### EXTRACTED DATA
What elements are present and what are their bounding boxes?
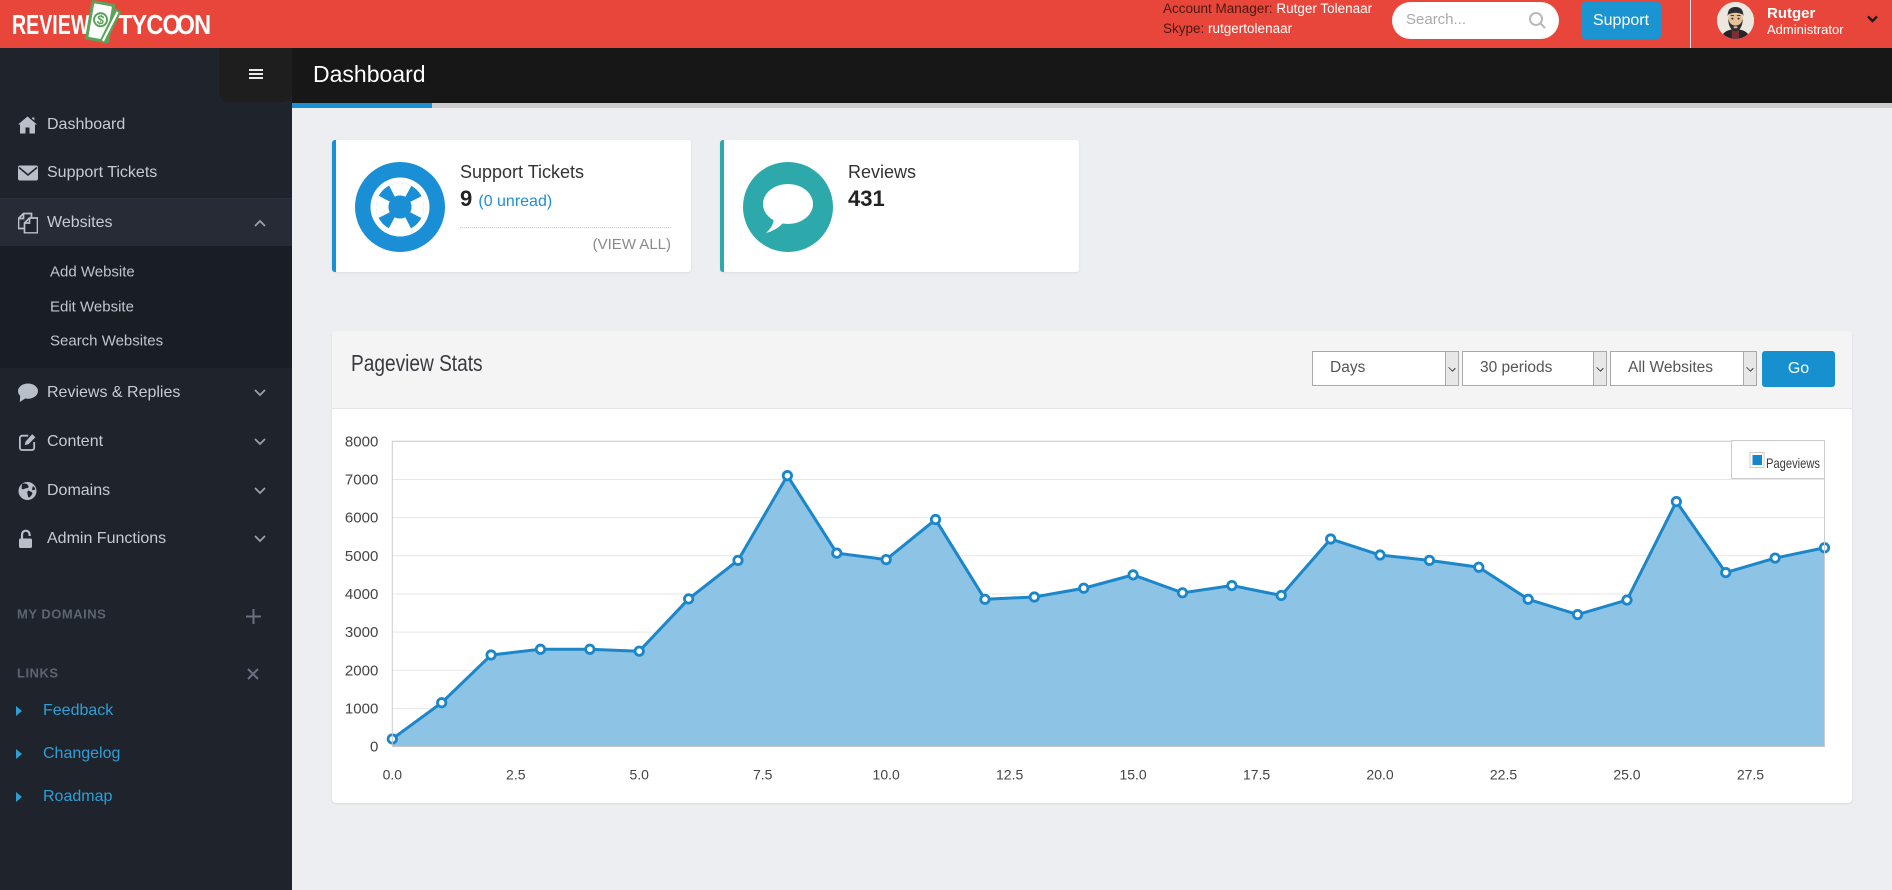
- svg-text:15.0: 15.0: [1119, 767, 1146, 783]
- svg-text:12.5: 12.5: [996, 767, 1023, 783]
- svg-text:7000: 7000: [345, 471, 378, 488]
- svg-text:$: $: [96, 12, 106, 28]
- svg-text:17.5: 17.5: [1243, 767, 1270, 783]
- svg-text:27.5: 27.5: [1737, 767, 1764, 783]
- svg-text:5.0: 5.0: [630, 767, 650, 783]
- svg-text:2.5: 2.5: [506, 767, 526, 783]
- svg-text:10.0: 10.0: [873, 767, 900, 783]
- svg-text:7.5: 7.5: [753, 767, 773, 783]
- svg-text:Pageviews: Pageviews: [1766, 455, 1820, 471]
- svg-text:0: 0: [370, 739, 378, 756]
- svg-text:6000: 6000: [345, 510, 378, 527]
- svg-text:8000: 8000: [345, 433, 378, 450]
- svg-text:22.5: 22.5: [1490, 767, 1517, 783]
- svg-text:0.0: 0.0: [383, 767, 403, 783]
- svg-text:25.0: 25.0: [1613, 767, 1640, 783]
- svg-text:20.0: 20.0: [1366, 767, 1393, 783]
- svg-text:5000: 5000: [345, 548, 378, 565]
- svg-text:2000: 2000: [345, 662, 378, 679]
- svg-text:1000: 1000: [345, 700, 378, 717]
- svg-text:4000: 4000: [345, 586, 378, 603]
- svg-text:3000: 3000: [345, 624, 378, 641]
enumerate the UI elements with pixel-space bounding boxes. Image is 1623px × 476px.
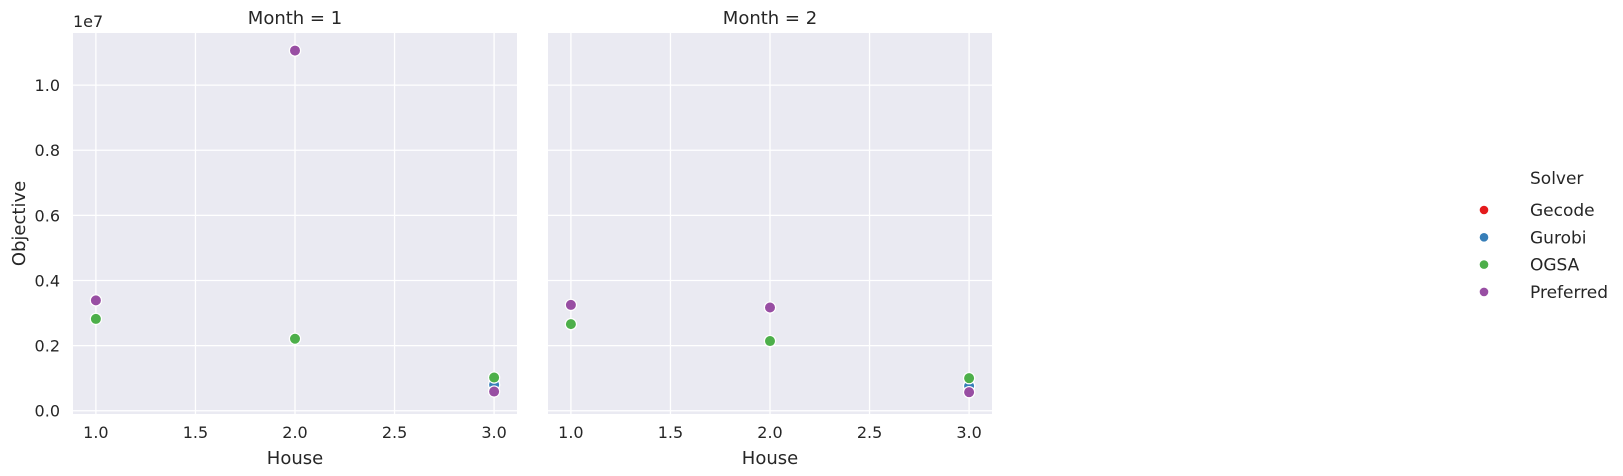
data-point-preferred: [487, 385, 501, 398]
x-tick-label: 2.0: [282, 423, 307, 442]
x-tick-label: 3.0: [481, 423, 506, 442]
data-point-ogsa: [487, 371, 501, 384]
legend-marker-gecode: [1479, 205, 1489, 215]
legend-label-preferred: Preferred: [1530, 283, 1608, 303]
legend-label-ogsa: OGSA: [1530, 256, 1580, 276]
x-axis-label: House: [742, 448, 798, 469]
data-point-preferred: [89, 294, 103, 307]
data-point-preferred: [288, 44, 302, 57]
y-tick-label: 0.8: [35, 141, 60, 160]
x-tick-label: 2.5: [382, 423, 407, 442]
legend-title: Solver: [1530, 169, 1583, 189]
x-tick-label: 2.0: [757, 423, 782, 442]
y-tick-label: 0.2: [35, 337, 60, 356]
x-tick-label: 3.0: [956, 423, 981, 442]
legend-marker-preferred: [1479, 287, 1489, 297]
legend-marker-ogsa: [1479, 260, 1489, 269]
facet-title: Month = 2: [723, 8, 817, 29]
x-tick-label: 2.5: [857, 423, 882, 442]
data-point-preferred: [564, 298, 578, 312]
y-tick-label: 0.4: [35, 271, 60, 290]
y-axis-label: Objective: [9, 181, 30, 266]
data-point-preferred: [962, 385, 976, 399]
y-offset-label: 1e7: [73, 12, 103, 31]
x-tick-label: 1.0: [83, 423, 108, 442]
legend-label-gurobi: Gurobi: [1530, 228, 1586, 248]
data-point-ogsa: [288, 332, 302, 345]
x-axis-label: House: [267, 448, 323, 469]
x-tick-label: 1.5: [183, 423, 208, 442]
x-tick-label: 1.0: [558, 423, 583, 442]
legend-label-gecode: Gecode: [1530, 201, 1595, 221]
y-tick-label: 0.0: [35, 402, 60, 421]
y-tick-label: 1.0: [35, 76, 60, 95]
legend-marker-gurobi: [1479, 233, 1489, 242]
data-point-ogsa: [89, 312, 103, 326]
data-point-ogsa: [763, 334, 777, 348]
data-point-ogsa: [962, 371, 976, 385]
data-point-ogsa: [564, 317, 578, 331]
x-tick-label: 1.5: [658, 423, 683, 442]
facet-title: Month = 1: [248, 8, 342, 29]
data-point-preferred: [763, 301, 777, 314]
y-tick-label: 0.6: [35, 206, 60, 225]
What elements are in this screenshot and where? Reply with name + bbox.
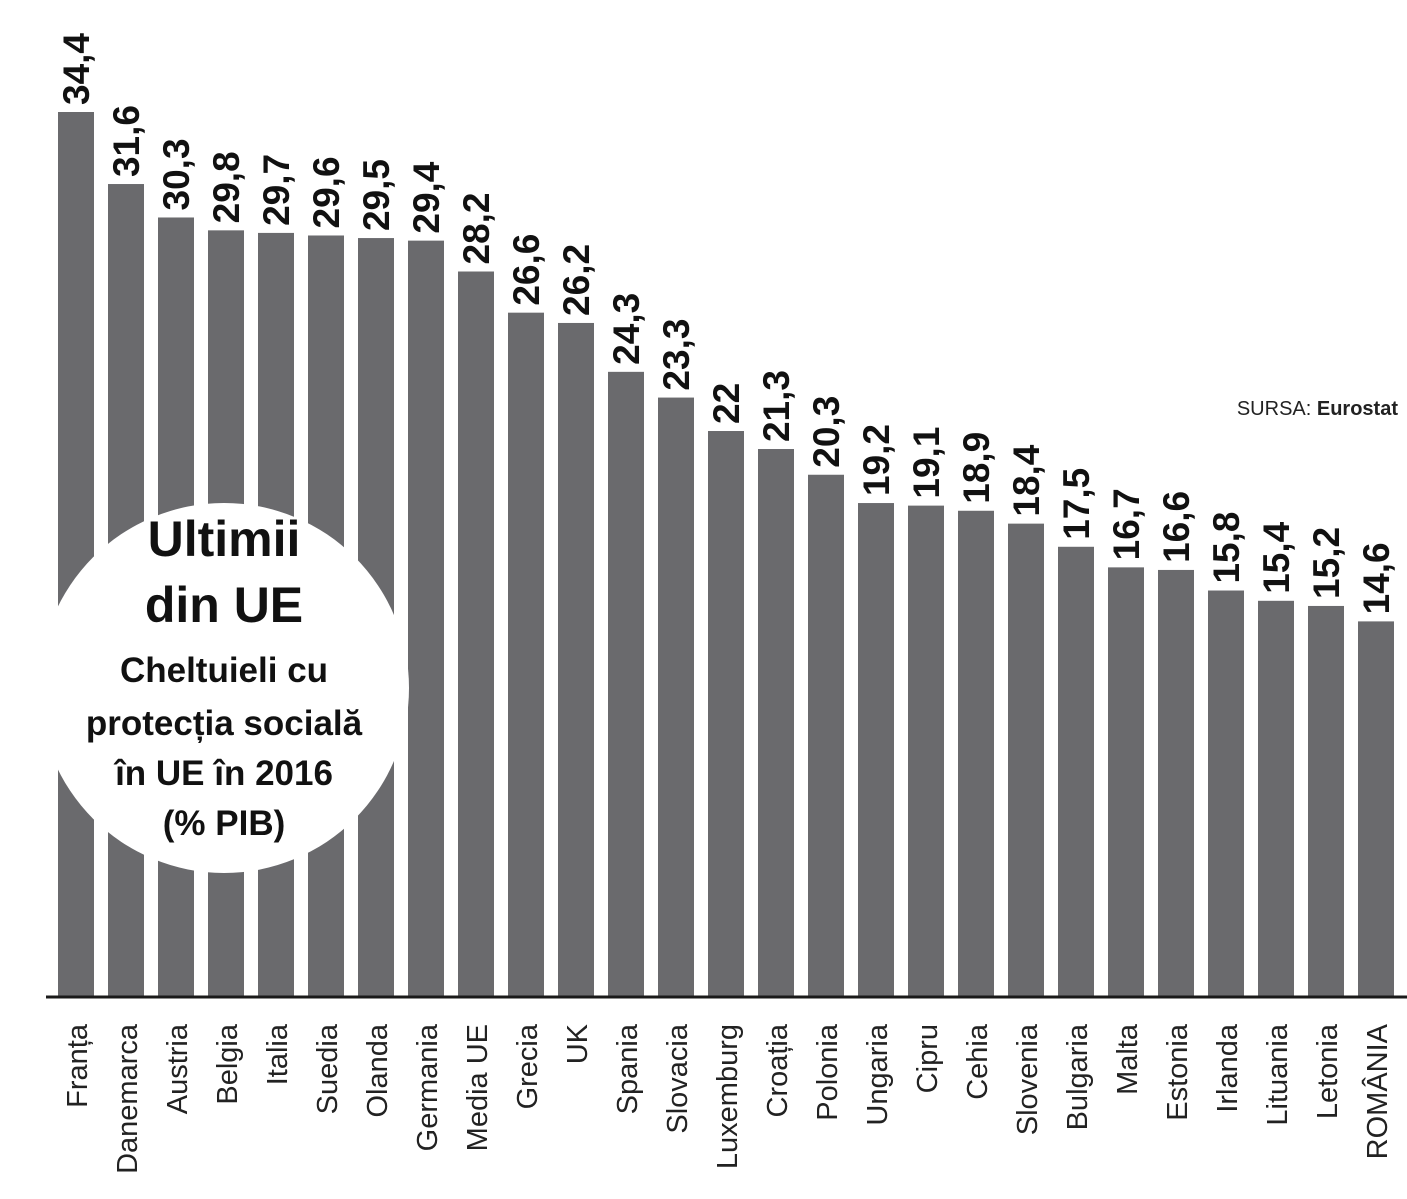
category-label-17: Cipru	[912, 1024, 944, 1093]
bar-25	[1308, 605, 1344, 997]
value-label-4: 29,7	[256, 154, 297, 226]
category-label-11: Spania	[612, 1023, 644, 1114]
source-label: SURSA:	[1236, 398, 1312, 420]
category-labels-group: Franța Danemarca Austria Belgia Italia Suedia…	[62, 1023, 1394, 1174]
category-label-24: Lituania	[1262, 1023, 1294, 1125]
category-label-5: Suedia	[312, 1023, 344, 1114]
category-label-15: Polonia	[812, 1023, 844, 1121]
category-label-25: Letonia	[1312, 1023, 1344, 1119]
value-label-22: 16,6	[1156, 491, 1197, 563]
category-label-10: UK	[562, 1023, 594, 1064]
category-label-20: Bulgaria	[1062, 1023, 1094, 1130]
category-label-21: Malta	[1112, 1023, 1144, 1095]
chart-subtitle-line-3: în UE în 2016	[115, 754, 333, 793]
######
_STATED TASK_. Reproduce every row above word for word, leaving the pictures out.

_TASK SOLUTION_.
What elements are present and what are their bounding boxes?
- svg-text:15.0: 15.0: [1119, 767, 1146, 783]
- svg-text:12.5: 12.5: [996, 767, 1023, 783]
- svg-text:7000: 7000: [345, 471, 378, 488]
- svg-text:$: $: [96, 12, 106, 28]
- svg-text:17.5: 17.5: [1243, 767, 1270, 783]
- svg-text:27.5: 27.5: [1737, 767, 1764, 783]
- svg-text:5.0: 5.0: [630, 767, 650, 783]
- svg-text:2.5: 2.5: [506, 767, 526, 783]
- svg-text:10.0: 10.0: [873, 767, 900, 783]
- svg-text:7.5: 7.5: [753, 767, 773, 783]
- svg-text:Pageviews: Pageviews: [1766, 455, 1820, 471]
- svg-text:0: 0: [370, 739, 378, 756]
- svg-text:6000: 6000: [345, 510, 378, 527]
- svg-text:8000: 8000: [345, 433, 378, 450]
- svg-text:22.5: 22.5: [1490, 767, 1517, 783]
- svg-text:0.0: 0.0: [383, 767, 403, 783]
- svg-text:25.0: 25.0: [1613, 767, 1640, 783]
- svg-text:20.0: 20.0: [1366, 767, 1393, 783]
- svg-text:5000: 5000: [345, 548, 378, 565]
- svg-text:2000: 2000: [345, 662, 378, 679]
- svg-text:1000: 1000: [345, 700, 378, 717]
- svg-text:4000: 4000: [345, 586, 378, 603]
- svg-text:3000: 3000: [345, 624, 378, 641]
enumerate the UI elements with pixel-space bounding boxes. Image is 1623px × 476px.
data-point-preferred: [487, 385, 501, 398]
x-tick-label: 2.0: [282, 423, 307, 442]
x-tick-label: 3.0: [481, 423, 506, 442]
data-point-ogsa: [487, 371, 501, 384]
legend-marker-gecode: [1479, 205, 1489, 215]
legend-label-preferred: Preferred: [1530, 283, 1608, 303]
legend-label-ogsa: OGSA: [1530, 256, 1580, 276]
x-axis-label: House: [742, 448, 798, 469]
data-point-preferred: [89, 294, 103, 307]
data-point-preferred: [288, 44, 302, 57]
y-tick-label: 0.8: [35, 141, 60, 160]
x-tick-label: 2.5: [382, 423, 407, 442]
legend-title: Solver: [1530, 169, 1583, 189]
x-tick-label: 2.0: [757, 423, 782, 442]
y-tick-label: 0.2: [35, 337, 60, 356]
x-tick-label: 3.0: [956, 423, 981, 442]
legend-marker-preferred: [1479, 287, 1489, 297]
legend-marker-ogsa: [1479, 260, 1489, 269]
facet-title: Month = 2: [723, 8, 817, 29]
x-tick-label: 2.5: [857, 423, 882, 442]
data-point-preferred: [564, 298, 578, 312]
y-tick-label: 0.4: [35, 271, 60, 290]
y-axis-label: Objective: [9, 181, 30, 266]
data-point-preferred: [962, 385, 976, 399]
y-offset-label: 1e7: [73, 12, 103, 31]
x-tick-label: 1.0: [83, 423, 108, 442]
legend-label-gurobi: Gurobi: [1530, 228, 1586, 248]
data-point-ogsa: [288, 332, 302, 345]
x-axis-label: House: [267, 448, 323, 469]
x-tick-label: 1.5: [183, 423, 208, 442]
x-tick-label: 1.0: [558, 423, 583, 442]
legend-label-gecode: Gecode: [1530, 201, 1595, 221]
y-tick-label: 0.0: [35, 402, 60, 421]
y-tick-label: 1.0: [35, 76, 60, 95]
legend-marker-gurobi: [1479, 233, 1489, 242]
data-point-ogsa: [89, 312, 103, 326]
data-point-ogsa: [763, 334, 777, 348]
data-point-ogsa: [962, 371, 976, 385]
data-point-ogsa: [564, 317, 578, 331]
x-tick-label: 1.5: [658, 423, 683, 442]
facet-title: Month = 1: [248, 8, 342, 29]
data-point-preferred: [763, 301, 777, 314]
y-tick-label: 0.6: [35, 206, 60, 225]
What elements are in this screenshot and where? Reply with name + bbox.
category-label-17: Cipru	[912, 1024, 944, 1093]
bar-25	[1308, 605, 1344, 997]
value-label-4: 29,7	[256, 154, 297, 226]
category-label-11: Spania	[612, 1023, 644, 1114]
source-label: SURSA:	[1236, 398, 1312, 420]
category-labels-group: Franța Danemarca Austria Belgia Italia Suedia…	[62, 1023, 1394, 1174]
category-label-24: Lituania	[1262, 1023, 1294, 1125]
category-label-5: Suedia	[312, 1023, 344, 1114]
category-label-15: Polonia	[812, 1023, 844, 1121]
category-label-25: Letonia	[1312, 1023, 1344, 1119]
value-label-22: 16,6	[1156, 491, 1197, 563]
category-label-10: UK	[562, 1023, 594, 1064]
category-label-20: Bulgaria	[1062, 1023, 1094, 1130]
category-label-21: Malta	[1112, 1023, 1144, 1095]
chart-subtitle-line-3: în UE în 2016	[115, 754, 333, 793]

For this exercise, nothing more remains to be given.